## BEGIN

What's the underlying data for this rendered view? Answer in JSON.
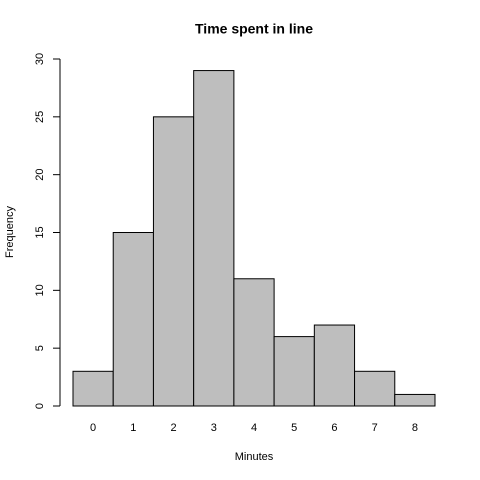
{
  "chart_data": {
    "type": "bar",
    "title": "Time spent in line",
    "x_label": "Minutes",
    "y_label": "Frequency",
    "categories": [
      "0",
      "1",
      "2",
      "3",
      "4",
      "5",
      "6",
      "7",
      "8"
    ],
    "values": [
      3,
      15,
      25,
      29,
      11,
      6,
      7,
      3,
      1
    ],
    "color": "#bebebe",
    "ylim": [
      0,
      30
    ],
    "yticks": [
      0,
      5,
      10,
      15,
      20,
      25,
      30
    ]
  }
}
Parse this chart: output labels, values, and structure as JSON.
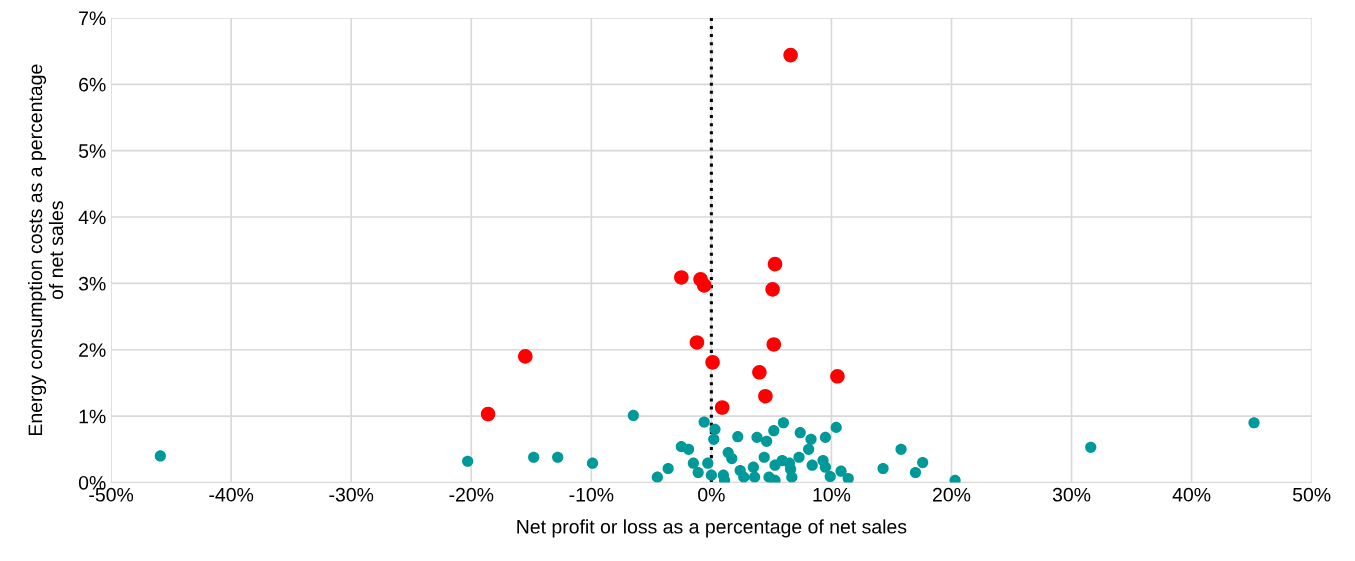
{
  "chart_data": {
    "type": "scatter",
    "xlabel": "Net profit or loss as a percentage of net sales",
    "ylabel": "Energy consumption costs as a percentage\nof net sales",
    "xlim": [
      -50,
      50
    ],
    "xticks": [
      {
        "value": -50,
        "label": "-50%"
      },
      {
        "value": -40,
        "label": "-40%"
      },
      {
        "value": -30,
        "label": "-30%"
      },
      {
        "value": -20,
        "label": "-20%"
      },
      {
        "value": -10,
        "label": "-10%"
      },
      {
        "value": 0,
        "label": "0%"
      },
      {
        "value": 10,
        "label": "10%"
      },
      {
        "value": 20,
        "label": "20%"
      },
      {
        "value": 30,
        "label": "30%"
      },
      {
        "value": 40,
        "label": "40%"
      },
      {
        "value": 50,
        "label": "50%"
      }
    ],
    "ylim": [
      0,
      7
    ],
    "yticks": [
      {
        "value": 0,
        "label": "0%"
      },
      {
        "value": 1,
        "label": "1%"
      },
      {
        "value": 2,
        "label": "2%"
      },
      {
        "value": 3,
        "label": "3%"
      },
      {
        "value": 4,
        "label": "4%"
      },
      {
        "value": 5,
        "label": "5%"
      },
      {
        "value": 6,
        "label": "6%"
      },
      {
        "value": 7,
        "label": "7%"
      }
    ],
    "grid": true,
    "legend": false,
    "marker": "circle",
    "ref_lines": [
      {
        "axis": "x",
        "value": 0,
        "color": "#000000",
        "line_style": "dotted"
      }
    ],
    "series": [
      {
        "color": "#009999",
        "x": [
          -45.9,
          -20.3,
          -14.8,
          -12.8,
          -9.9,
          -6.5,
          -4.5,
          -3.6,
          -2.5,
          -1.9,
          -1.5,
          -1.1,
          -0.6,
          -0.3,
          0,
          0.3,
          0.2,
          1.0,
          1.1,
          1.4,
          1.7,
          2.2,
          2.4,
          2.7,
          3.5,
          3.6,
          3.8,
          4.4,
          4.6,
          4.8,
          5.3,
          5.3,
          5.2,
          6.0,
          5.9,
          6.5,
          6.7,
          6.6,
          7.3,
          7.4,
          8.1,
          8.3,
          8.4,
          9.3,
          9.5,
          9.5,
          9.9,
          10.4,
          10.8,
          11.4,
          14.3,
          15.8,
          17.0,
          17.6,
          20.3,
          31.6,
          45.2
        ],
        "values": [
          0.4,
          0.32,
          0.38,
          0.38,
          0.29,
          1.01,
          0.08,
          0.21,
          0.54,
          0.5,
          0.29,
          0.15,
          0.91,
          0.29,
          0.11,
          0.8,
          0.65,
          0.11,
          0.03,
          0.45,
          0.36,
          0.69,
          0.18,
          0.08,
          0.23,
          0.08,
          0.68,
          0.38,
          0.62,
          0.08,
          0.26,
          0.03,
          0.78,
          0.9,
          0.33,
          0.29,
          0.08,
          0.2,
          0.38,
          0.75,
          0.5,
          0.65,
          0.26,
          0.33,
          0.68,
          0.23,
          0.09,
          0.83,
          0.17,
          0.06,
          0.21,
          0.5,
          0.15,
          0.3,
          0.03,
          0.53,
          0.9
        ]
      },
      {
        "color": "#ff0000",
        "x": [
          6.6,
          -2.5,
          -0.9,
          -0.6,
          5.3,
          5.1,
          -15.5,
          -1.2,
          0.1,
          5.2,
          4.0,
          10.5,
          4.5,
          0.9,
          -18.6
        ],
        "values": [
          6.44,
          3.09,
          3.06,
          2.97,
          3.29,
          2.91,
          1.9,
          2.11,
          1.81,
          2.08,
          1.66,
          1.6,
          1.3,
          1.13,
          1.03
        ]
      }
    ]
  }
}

## END

→ WRITTEN PROBLEM
From the data above, show each line that contains "values".

→ SOLUTION FOR THIS PROBLEM
    "values": [
Parse this chart: output labels, values, and structure as JSON.
        "values": [
        "values": [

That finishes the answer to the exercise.